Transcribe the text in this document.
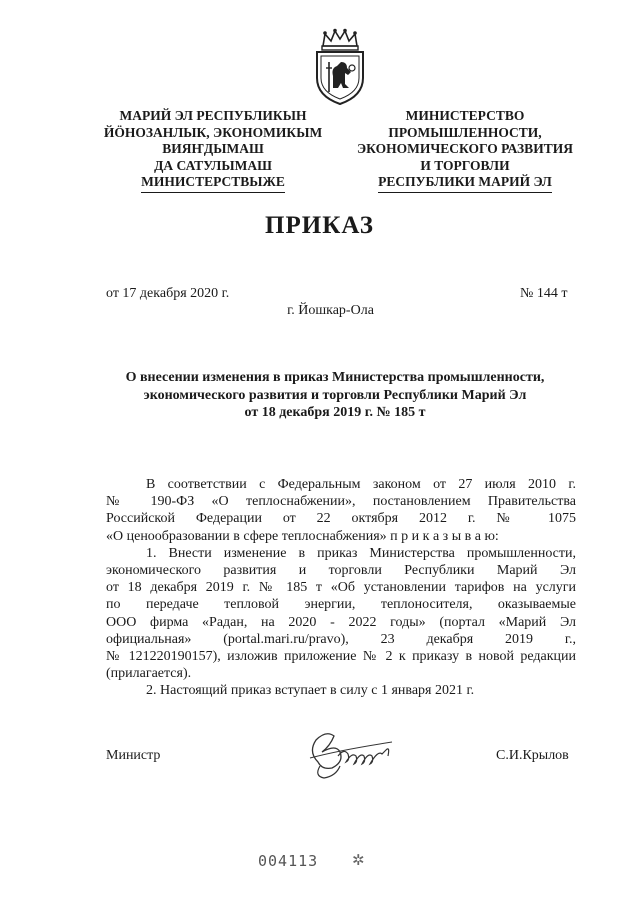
МАРИЙ ЭЛ РЕСПУБЛИКЫН
ЙӦНОЗАНЛЫК, ЭКОНОМИКЫМ
ВИЯҤДЫМАШ
ДА САТУЛЫМАШ
МИНИСТЕРСТВЫЖЕ
МИНИСТЕРСТВО
ПРОМЫШЛЕННОСТИ,
ЭКОНОМИЧЕСКОГО РАЗВИТИЯ
И ТОРГОВЛИ
РЕСПУБЛИКИ МАРИЙ ЭЛ
ПРИКАЗ
от 17 декабря 2020 г.	№ 144 т
г. Йошкар-Ола
О внесении изменения в приказ Министерства промышленности,
экономического развития и торговли Республики Марий Эл
от 18 декабря 2019 г. № 185 т
В соответствии с Федеральным законом от 27 июля 2010 г.
№ 190-ФЗ «О теплоснабжении», постановлением Правительства
Российской Федерации от 22 октября 2012 г. № 1075
«О ценообразовании в сфере теплоснабжения» п р и к а з ы в а ю:
1. Внести изменение в приказ Министерства промышленности,
экономического развития и торговли Республики Марий Эл
от 18 декабря 2019 г. № 185 т «Об установлении тарифов на услуги
по передаче тепловой энергии, теплоносителя, оказываемые
ООО фирма «Радан, на 2020 - 2022 годы» (портал «Марий Эл
официальная» (portal.mari.ru/pravo), 23 декабря 2019 г.,
№ 121220190157), изложив приложение № 2 к приказу в новой редакции
(прилагается).
2. Настоящий приказ вступает в силу с 1 января 2021 г.
Министр	С.И.Крылов
004113 ✲
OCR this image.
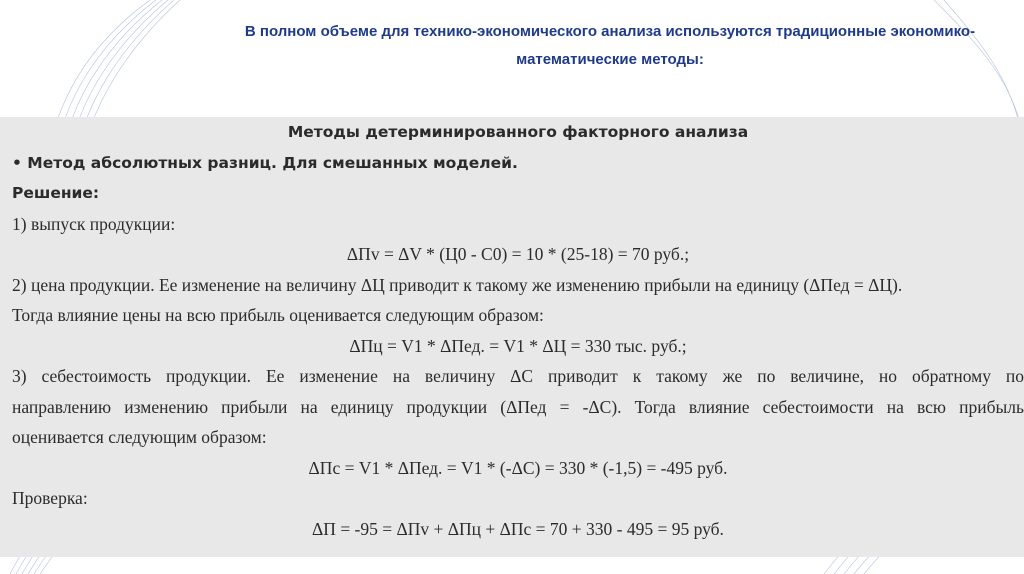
В полном объеме для технико-экономического анализа используются традиционные экономико-
математические методы:
Методы детерминированного факторного анализа
• Метод абсолютных разниц. Для смешанных моделей.
Решение:
1) выпуск продукции:
ΔПv = ΔV * (Ц0 - C0) = 10 * (25-18) = 70 руб.;
2) цена продукции. Ее изменение на величину ΔЦ приводит к такому же изменению прибыли на единицу (ΔПед = ΔЦ).
Тогда влияние цены на всю прибыль оценивается следующим образом:
ΔПц = V1 * ΔПед. = V1 * ΔЦ = 330 тыс. руб.;
3) себестоимость продукции. Ее изменение на величину ΔС приводит к такому же по величине, но обратному по
направлению изменению прибыли на единицу продукции (ΔПед = -ΔС). Тогда влияние себестоимости на всю прибыль
оценивается следующим образом:
ΔПс = V1 * ΔПед. = V1 * (-ΔС) = 330 * (-1,5) = -495 руб.
Проверка:
ΔП = -95 = ΔПv + ΔПц + ΔПс = 70 + 330 - 495 = 95 руб.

++++++++++++++++++++

■ **PROBLEM DESCRIPTION**
Set every line down exactly as written, leaving each picture out.

■ **WRITTEN SOLUTION**
Transcribe the text in this document.
МАРИЙ ЭЛ РЕСПУБЛИКЫН
ЙӦНОЗАНЛЫК, ЭКОНОМИКЫМ
ВИЯҤДЫМАШ
ДА САТУЛЫМАШ
МИНИСТЕРСТВЫЖЕ
МИНИСТЕРСТВО
ПРОМЫШЛЕННОСТИ,
ЭКОНОМИЧЕСКОГО РАЗВИТИЯ
И ТОРГОВЛИ
РЕСПУБЛИКИ МАРИЙ ЭЛ
ПРИКАЗ
от 17 декабря 2020 г.	№ 144 т
г. Йошкар-Ола
О внесении изменения в приказ Министерства промышленности,
экономического развития и торговли Республики Марий Эл
от 18 декабря 2019 г. № 185 т
В соответствии с Федеральным законом от 27 июля 2010 г.
№ 190-ФЗ «О теплоснабжении», постановлением Правительства
Российской Федерации от 22 октября 2012 г. № 1075
«О ценообразовании в сфере теплоснабжения» п р и к а з ы в а ю:
1. Внести изменение в приказ Министерства промышленности,
экономического развития и торговли Республики Марий Эл
от 18 декабря 2019 г. № 185 т «Об установлении тарифов на услуги
по передаче тепловой энергии, теплоносителя, оказываемые
ООО фирма «Радан, на 2020 - 2022 годы» (портал «Марий Эл
официальная» (portal.mari.ru/pravo), 23 декабря 2019 г.,
№ 121220190157), изложив приложение № 2 к приказу в новой редакции
(прилагается).
2. Настоящий приказ вступает в силу с 1 января 2021 г.
Министр	С.И.Крылов
004113 ✲
OCR this image.
В полном объеме для технико-экономического анализа используются традиционные экономико-
математические методы:
Методы детерминированного факторного анализа
• Метод абсолютных разниц. Для смешанных моделей.
Решение:
1) выпуск продукции:
ΔПv = ΔV * (Ц0 - C0) = 10 * (25-18) = 70 руб.;
2) цена продукции. Ее изменение на величину ΔЦ приводит к такому же изменению прибыли на единицу (ΔПед = ΔЦ).
Тогда влияние цены на всю прибыль оценивается следующим образом:
ΔПц = V1 * ΔПед. = V1 * ΔЦ = 330 тыс. руб.;
3) себестоимость продукции. Ее изменение на величину ΔС приводит к такому же по величине, но обратному по
направлению изменению прибыли на единицу продукции (ΔПед = -ΔС). Тогда влияние себестоимости на всю прибыль
оценивается следующим образом:
ΔПс = V1 * ΔПед. = V1 * (-ΔС) = 330 * (-1,5) = -495 руб.
Проверка:
ΔП = -95 = ΔПv + ΔПц + ΔПс = 70 + 330 - 495 = 95 руб.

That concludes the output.